Raw records

— Start —

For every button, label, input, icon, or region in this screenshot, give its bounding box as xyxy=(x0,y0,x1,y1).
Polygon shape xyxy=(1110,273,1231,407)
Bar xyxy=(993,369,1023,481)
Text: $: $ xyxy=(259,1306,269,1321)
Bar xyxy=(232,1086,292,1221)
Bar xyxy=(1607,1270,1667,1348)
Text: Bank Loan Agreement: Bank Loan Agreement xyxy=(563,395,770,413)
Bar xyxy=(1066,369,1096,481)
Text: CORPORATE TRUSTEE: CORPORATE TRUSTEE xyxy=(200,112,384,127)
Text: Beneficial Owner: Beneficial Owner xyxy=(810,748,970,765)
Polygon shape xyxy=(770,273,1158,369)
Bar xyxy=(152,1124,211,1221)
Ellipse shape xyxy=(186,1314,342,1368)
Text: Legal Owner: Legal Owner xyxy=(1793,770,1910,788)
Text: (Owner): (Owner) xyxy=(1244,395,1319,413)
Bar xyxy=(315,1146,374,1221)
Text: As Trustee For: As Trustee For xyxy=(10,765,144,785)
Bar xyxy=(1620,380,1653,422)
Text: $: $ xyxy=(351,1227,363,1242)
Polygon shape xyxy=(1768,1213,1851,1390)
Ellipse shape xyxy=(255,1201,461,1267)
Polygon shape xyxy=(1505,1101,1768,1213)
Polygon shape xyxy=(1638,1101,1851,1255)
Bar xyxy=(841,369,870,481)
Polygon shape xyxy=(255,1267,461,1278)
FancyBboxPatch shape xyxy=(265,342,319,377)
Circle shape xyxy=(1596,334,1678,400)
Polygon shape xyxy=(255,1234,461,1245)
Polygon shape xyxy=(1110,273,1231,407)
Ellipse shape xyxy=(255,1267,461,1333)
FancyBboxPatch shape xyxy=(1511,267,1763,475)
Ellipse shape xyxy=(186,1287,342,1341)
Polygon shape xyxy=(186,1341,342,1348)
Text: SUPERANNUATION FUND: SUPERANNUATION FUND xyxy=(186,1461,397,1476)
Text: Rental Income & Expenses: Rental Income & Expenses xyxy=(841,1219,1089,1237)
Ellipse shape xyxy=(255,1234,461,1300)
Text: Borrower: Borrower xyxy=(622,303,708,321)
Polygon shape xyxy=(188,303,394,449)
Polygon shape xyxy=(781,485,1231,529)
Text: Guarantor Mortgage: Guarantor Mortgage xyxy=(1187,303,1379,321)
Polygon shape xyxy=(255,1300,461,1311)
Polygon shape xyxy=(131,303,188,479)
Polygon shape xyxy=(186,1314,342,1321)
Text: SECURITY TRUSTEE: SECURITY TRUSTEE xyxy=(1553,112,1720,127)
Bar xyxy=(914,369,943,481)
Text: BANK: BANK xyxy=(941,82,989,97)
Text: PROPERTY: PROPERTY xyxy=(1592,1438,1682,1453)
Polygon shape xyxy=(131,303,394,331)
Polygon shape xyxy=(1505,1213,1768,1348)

— End —

**Requirement**
Convert the records into a Markdown table with the columns Row and Line, one numbered row per line, with blank lines left out. Begin at the first line of the records and stop after the line that contains "Text: Rental Income".

**Written answer**
| Row | Line |
|---|---|
| 1 | For every button, label, input, icon, or region in this screenshot, give its bounding box as xyxy=(x0,y0,x1,y1). |
| 2 | Polygon shape xyxy=(1110,273,1231,407) |
| 3 | Bar xyxy=(993,369,1023,481) |
| 4 | Text: $: $ xyxy=(259,1306,269,1321) |
| 5 | Bar xyxy=(232,1086,292,1221) |
| 6 | Bar xyxy=(1607,1270,1667,1348) |
| 7 | Text: Bank Loan Agreement: Bank Loan Agreement xyxy=(563,395,770,413) |
| 8 | Bar xyxy=(1066,369,1096,481) |
| 9 | Text: CORPORATE TRUSTEE: CORPORATE TRUSTEE xyxy=(200,112,384,127) |
| 10 | Text: Beneficial Owner: Beneficial Owner xyxy=(810,748,970,765) |
| 11 | Polygon shape xyxy=(770,273,1158,369) |
| 12 | Bar xyxy=(152,1124,211,1221) |
| 13 | Ellipse shape xyxy=(186,1314,342,1368) |
| 14 | Text: Legal Owner: Legal Owner xyxy=(1793,770,1910,788) |
| 15 | Text: (Owner): (Owner) xyxy=(1244,395,1319,413) |
| 16 | Bar xyxy=(315,1146,374,1221) |
| 17 | Text: As Trustee For: As Trustee For xyxy=(10,765,144,785) |
| 18 | Bar xyxy=(1620,380,1653,422) |
| 19 | Text: $: $ xyxy=(351,1227,363,1242) |
| 20 | Polygon shape xyxy=(1768,1213,1851,1390) |
| 21 | Ellipse shape xyxy=(255,1201,461,1267) |
| 22 | Polygon shape xyxy=(1505,1101,1768,1213) |
| 23 | Polygon shape xyxy=(1638,1101,1851,1255) |
| 24 | Bar xyxy=(841,369,870,481) |
| 25 | Polygon shape xyxy=(255,1267,461,1278) |
| 26 | FancyBboxPatch shape xyxy=(265,342,319,377) |
| 27 | Circle shape xyxy=(1596,334,1678,400) |
| 28 | Polygon shape xyxy=(255,1234,461,1245) |
| 29 | Polygon shape xyxy=(1110,273,1231,407) |
| 30 | Ellipse shape xyxy=(255,1267,461,1333) |
| 31 | FancyBboxPatch shape xyxy=(1511,267,1763,475) |
| 32 | Ellipse shape xyxy=(186,1287,342,1341) |
| 33 | Polygon shape xyxy=(186,1341,342,1348) |
| 34 | Text: SUPERANNUATION FUND: SUPERANNUATION FUND xyxy=(186,1461,397,1476) |
| 35 | Text: Rental Income & Expenses: Rental Income & Expenses xyxy=(841,1219,1089,1237) |